GIVEN PROBLEM: Gather from the listing below each line that includes the word "xlabel", and copy it.

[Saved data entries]
——————

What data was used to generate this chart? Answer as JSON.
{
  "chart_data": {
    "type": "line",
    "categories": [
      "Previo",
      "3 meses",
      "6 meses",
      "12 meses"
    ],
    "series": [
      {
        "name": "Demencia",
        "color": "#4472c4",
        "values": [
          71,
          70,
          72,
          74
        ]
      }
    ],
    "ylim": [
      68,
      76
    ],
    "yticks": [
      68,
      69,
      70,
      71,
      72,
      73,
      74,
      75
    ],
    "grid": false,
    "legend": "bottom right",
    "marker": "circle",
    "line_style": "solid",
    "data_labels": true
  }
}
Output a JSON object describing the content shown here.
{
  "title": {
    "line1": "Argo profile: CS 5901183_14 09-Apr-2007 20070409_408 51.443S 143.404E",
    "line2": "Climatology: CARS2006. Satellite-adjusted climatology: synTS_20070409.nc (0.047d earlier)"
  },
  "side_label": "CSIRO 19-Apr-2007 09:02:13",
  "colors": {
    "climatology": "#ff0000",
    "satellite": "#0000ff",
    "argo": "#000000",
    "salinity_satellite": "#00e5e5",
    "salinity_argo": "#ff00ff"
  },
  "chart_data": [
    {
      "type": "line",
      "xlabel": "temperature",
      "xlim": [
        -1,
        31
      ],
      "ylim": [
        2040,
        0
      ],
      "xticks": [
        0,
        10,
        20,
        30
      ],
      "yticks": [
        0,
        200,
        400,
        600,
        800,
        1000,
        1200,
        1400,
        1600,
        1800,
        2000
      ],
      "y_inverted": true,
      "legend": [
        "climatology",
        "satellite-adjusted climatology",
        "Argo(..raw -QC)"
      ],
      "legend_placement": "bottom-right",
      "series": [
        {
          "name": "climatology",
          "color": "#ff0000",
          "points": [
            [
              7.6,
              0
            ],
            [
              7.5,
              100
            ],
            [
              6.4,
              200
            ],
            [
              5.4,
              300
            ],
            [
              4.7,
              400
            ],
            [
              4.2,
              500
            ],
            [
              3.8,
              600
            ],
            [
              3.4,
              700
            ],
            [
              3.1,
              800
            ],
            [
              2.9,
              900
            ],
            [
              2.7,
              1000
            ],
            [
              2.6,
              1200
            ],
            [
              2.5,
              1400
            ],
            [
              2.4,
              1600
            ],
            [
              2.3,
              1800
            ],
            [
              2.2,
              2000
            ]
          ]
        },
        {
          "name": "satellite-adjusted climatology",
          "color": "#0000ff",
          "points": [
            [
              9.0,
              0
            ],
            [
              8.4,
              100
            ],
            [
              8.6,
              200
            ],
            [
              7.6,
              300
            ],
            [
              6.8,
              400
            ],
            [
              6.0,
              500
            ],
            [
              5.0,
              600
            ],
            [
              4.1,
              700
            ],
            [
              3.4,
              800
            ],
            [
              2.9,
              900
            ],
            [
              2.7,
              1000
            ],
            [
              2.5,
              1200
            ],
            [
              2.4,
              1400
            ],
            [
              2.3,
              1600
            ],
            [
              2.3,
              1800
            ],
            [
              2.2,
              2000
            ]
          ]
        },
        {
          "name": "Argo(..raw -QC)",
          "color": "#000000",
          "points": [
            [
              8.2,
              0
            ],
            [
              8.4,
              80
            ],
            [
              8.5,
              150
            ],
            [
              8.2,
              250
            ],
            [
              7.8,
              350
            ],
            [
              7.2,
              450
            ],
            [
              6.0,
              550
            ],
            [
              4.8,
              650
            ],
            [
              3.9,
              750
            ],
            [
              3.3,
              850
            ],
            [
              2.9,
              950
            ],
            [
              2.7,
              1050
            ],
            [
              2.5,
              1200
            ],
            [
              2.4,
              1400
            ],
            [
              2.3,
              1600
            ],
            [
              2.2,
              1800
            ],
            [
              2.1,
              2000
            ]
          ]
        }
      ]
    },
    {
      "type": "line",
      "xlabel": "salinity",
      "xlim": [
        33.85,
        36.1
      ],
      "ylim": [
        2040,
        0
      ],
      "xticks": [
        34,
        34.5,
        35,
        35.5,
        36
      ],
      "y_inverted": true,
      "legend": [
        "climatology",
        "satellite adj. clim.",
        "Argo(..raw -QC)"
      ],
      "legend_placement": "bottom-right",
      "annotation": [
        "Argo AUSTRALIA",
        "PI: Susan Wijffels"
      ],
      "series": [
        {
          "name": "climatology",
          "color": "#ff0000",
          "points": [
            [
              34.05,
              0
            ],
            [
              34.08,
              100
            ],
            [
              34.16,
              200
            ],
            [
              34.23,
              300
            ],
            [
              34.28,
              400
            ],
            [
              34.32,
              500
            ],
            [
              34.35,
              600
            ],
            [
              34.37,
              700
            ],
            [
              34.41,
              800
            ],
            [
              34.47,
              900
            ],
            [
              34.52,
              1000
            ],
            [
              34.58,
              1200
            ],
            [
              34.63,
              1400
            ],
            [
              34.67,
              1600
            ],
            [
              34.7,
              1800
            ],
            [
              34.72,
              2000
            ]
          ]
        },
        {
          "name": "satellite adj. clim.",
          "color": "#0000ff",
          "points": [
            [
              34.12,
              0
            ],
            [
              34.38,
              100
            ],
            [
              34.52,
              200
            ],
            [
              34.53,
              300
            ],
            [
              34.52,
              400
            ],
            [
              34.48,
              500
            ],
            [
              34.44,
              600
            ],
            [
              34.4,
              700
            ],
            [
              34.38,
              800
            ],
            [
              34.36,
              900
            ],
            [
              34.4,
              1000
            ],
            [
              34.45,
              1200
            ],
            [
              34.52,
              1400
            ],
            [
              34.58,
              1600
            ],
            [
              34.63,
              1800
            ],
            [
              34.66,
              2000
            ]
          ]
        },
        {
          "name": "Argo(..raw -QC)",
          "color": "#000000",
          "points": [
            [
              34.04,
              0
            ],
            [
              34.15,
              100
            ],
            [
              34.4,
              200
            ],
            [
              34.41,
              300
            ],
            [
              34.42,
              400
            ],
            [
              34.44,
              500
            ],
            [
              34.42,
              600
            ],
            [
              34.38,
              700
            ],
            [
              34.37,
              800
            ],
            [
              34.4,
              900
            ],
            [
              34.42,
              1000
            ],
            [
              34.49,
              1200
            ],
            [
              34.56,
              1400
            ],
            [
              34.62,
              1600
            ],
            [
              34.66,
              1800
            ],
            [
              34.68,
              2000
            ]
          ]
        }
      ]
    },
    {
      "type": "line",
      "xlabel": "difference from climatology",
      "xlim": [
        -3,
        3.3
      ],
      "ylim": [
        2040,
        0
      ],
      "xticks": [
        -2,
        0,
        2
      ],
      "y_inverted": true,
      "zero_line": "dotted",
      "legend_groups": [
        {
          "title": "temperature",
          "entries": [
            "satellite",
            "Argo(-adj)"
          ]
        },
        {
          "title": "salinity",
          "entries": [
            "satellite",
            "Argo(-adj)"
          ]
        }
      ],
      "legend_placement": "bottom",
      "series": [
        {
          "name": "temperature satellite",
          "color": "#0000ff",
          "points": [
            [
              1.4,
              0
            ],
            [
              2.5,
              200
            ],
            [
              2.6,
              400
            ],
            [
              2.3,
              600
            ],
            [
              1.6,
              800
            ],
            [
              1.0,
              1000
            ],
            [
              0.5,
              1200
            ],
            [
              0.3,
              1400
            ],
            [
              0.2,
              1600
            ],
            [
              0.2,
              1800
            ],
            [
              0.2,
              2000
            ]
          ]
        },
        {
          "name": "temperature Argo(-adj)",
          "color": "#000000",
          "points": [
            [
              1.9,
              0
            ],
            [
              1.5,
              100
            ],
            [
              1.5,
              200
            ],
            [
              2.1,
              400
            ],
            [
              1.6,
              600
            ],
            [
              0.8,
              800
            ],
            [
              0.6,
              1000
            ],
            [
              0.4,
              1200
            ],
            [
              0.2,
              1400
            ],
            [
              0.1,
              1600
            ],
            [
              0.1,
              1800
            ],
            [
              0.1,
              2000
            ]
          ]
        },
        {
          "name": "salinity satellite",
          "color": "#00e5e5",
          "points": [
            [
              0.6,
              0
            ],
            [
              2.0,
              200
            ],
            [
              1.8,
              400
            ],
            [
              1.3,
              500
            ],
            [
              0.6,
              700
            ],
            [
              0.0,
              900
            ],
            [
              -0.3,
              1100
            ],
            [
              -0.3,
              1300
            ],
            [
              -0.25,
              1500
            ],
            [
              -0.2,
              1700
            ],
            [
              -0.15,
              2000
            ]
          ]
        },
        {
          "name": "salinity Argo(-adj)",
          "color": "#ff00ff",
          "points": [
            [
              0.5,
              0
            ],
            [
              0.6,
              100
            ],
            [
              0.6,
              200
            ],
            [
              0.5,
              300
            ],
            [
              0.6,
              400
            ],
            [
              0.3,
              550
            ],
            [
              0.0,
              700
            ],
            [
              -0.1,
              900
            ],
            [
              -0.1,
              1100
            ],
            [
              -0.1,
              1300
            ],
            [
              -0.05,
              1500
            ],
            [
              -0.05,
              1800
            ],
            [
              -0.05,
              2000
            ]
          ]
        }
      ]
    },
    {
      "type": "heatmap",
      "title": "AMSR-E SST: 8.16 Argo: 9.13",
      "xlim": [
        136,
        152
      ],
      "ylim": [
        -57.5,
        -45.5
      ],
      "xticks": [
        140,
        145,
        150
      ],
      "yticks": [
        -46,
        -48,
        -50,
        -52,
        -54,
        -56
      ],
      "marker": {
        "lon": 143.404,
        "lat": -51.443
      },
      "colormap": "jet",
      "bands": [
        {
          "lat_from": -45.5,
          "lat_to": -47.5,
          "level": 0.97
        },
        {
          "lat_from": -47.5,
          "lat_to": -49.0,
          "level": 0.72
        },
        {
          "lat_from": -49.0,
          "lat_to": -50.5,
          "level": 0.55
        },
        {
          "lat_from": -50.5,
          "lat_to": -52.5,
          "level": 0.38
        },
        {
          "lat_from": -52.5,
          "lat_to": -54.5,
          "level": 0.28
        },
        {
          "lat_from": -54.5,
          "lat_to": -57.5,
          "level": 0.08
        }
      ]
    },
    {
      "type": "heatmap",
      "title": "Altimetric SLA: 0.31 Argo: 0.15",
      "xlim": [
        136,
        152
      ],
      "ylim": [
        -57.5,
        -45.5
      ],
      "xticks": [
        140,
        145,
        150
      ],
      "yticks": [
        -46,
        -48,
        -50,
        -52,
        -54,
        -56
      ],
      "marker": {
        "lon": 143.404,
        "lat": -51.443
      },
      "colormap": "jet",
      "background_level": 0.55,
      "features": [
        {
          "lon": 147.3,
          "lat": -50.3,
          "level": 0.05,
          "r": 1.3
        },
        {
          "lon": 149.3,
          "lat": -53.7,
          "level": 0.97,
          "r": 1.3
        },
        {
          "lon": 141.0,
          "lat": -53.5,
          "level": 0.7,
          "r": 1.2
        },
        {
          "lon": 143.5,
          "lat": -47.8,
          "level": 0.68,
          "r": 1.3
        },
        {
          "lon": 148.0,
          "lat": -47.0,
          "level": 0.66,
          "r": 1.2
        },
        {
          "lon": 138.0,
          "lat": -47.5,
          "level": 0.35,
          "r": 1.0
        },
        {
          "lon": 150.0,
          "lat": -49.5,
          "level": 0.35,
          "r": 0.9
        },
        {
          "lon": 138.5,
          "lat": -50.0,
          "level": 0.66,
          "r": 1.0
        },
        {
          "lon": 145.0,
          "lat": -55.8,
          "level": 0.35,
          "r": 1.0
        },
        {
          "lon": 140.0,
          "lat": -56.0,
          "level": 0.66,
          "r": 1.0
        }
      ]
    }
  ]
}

——————

COMPLETE OUTPUT:
      "xlabel": "temperature",
      "xlabel": "salinity",
      "xlabel": "difference from climatology",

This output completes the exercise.